Every line of the material below should be repeated exactly.
....
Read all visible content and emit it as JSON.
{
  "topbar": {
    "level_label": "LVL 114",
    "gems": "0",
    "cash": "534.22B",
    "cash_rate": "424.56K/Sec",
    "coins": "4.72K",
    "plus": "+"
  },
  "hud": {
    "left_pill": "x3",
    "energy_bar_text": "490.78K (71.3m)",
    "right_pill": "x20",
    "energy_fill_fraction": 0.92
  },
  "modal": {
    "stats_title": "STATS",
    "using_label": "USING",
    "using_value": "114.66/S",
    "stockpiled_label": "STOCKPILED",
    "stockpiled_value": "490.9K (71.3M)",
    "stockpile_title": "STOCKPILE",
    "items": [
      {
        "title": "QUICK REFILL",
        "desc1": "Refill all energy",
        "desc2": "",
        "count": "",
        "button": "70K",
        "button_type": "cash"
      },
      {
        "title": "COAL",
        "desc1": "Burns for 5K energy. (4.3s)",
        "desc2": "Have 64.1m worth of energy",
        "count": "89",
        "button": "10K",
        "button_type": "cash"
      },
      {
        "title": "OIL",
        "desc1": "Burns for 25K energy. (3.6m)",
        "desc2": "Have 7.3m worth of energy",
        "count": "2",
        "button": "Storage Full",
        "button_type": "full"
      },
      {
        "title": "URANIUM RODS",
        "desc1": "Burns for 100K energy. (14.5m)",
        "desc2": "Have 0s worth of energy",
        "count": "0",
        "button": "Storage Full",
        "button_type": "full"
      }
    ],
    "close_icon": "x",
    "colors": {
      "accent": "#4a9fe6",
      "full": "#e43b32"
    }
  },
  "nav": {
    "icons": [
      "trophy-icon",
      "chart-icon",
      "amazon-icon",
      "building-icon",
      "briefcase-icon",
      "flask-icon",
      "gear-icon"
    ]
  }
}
....
*Finished answer:*
Read all visible content and emit it as JSON.
{
  "topbar": {
    "level_label": "LVL 114",
    "gems": "0",
    "cash": "534.22B",
    "cash_rate": "424.56K/Sec",
    "coins": "4.72K",
    "plus": "+"
  },
  "hud": {
    "left_pill": "x3",
    "energy_bar_text": "490.78K (71.3m)",
    "right_pill": "x20",
    "energy_fill_fraction": 0.92
  },
  "modal": {
    "stats_title": "STATS",
    "using_label": "USING",
    "using_value": "114.66/S",
    "stockpiled_label": "STOCKPILED",
    "stockpiled_value": "490.9K (71.3M)",
    "stockpile_title": "STOCKPILE",
    "items": [
      {
        "title": "QUICK REFILL",
        "desc1": "Refill all energy",
        "desc2": "",
        "count": "",
        "button": "70K",
        "button_type": "cash"
      },
      {
        "title": "COAL",
        "desc1": "Burns for 5K energy. (4.3s)",
        "desc2": "Have 64.1m worth of energy",
        "count": "89",
        "button": "10K",
        "button_type": "cash"
      },
      {
        "title": "OIL",
        "desc1": "Burns for 25K energy. (3.6m)",
        "desc2": "Have 7.3m worth of energy",
        "count": "2",
        "button": "Storage Full",
        "button_type": "full"
      },
      {
        "title": "URANIUM RODS",
        "desc1": "Burns for 100K energy. (14.5m)",
        "desc2": "Have 0s worth of energy",
        "count": "0",
        "button": "Storage Full",
        "button_type": "full"
      }
    ],
    "close_icon": "x",
    "colors": {
      "accent": "#4a9fe6",
      "full": "#e43b32"
    }
  },
  "nav": {
    "icons": [
      "trophy-icon",
      "chart-icon",
      "amazon-icon",
      "building-icon",
      "briefcase-icon",
      "flask-icon",
      "gear-icon"
    ]
  }
}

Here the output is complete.